| What the task requires |
Look at each line of the records and count those with "symptômes" in them. Please answer with the count alone.

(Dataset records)
++++
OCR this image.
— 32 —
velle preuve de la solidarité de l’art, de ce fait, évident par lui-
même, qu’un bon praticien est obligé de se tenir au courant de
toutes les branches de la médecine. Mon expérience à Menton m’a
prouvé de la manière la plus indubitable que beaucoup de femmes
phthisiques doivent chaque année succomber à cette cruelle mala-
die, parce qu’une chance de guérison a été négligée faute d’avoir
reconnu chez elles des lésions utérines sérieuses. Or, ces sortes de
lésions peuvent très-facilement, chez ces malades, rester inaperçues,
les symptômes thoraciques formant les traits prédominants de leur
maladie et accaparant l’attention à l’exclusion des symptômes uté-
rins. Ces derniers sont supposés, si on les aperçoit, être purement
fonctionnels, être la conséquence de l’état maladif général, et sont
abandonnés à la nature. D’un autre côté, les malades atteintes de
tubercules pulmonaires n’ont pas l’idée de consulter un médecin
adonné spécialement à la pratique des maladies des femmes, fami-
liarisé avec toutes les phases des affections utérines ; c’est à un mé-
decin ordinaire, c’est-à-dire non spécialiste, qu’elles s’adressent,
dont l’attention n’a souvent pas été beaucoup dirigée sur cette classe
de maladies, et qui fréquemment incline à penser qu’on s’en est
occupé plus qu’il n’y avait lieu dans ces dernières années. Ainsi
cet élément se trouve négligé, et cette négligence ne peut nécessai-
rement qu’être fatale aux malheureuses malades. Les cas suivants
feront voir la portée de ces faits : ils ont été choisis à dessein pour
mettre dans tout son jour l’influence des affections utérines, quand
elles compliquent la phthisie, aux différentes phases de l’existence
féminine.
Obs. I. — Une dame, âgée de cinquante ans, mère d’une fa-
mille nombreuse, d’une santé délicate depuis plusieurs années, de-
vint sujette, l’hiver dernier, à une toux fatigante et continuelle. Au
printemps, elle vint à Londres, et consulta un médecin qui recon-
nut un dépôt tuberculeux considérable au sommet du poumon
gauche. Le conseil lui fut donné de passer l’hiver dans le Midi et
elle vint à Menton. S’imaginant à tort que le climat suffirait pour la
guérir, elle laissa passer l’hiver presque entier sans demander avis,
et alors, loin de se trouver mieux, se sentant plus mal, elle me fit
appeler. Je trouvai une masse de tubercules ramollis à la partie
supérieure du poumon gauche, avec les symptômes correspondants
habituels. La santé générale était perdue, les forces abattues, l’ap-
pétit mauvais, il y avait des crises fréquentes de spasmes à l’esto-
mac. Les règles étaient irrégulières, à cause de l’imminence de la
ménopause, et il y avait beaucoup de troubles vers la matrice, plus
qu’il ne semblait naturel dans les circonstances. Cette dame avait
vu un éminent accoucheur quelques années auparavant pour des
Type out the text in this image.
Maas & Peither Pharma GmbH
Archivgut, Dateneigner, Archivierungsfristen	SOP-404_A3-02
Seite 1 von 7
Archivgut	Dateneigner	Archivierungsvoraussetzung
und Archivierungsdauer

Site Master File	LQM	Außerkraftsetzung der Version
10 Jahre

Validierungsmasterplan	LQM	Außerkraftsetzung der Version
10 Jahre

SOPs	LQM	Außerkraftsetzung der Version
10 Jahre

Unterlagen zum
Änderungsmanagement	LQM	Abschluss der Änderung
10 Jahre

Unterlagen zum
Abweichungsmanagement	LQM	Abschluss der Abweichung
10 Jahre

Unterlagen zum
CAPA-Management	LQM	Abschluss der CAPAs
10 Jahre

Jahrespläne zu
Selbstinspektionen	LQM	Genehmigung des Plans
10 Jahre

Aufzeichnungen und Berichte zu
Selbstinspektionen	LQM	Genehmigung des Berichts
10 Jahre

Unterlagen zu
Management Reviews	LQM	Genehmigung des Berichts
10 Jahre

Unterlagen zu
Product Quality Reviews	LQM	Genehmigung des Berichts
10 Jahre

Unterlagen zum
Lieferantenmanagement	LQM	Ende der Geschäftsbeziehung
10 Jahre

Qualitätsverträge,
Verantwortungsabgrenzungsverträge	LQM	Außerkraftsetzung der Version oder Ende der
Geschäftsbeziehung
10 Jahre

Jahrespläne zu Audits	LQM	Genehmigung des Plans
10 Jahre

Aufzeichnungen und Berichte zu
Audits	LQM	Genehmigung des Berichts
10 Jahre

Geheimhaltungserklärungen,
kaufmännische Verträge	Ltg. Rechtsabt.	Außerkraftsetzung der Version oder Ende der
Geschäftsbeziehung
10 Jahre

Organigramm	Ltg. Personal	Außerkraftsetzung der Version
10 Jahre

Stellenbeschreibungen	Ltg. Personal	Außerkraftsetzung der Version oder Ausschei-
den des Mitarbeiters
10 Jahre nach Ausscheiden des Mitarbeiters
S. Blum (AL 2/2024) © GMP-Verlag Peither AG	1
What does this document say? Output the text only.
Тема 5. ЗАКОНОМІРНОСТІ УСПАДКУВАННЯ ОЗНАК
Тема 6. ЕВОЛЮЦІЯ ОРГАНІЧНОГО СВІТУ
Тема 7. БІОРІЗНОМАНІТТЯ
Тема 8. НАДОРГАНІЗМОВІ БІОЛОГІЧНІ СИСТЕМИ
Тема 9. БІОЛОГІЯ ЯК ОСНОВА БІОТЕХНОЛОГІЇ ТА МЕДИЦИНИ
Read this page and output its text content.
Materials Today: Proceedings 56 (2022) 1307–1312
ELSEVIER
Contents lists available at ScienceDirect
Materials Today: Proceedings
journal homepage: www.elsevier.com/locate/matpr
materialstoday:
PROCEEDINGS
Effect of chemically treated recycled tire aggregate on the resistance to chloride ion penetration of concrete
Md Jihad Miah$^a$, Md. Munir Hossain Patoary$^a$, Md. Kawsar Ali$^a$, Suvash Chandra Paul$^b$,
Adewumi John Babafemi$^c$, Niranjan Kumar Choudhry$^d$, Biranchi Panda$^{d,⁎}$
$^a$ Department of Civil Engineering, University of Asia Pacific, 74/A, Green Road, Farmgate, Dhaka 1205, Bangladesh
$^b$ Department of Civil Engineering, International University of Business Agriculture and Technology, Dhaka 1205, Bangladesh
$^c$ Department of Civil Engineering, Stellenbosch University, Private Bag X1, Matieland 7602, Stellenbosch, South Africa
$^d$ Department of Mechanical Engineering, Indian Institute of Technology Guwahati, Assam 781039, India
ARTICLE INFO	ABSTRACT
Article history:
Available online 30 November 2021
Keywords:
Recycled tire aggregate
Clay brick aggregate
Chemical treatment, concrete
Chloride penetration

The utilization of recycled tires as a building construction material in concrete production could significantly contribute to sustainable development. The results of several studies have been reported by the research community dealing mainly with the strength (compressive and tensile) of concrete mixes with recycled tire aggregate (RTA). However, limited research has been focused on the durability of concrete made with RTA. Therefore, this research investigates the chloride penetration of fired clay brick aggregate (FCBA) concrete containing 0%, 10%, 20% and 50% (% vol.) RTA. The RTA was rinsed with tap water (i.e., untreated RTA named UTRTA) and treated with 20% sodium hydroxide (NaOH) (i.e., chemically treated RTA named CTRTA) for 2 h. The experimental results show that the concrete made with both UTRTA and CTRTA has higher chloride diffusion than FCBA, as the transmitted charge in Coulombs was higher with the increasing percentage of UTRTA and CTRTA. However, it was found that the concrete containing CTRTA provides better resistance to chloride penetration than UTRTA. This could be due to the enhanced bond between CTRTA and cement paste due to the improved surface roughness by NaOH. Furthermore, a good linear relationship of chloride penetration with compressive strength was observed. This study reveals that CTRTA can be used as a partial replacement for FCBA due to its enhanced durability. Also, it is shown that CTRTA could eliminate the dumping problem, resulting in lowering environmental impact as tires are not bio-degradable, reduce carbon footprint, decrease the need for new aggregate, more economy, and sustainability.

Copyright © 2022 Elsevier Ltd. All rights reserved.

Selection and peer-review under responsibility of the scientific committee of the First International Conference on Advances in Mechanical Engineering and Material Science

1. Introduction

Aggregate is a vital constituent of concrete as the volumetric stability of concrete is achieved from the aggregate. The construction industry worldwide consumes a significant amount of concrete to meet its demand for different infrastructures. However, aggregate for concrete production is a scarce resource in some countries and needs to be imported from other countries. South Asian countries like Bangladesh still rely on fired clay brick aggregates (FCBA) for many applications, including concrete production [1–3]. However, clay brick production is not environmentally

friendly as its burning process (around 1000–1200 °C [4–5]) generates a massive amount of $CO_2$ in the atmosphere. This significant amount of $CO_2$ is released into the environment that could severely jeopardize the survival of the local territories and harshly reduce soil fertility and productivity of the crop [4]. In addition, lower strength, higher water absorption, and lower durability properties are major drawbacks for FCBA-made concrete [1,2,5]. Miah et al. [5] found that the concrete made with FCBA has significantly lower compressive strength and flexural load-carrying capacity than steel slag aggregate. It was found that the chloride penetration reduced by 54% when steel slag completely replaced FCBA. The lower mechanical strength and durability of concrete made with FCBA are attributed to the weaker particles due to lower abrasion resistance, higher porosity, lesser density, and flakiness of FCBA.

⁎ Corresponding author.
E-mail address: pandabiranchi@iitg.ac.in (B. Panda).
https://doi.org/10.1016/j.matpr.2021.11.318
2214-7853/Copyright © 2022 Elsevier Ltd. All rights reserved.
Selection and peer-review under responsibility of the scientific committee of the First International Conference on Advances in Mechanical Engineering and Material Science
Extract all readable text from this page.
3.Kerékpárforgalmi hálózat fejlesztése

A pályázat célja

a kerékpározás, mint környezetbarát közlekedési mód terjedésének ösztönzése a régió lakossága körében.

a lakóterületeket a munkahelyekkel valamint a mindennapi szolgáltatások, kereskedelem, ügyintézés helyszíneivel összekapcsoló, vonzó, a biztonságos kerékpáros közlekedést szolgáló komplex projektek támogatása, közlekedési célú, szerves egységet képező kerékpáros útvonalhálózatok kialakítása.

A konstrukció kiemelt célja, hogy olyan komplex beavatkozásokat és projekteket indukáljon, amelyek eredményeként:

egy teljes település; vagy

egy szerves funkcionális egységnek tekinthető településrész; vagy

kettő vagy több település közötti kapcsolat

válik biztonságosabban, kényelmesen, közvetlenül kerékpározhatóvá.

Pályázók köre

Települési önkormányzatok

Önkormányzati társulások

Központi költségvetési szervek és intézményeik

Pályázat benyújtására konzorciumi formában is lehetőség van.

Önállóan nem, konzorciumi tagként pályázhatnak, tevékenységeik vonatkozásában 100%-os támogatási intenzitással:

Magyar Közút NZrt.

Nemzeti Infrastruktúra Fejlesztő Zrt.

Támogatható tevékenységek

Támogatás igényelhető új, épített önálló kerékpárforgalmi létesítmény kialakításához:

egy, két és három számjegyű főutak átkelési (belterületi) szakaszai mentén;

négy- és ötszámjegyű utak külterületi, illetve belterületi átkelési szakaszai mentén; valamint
++++
| Response to this task |
3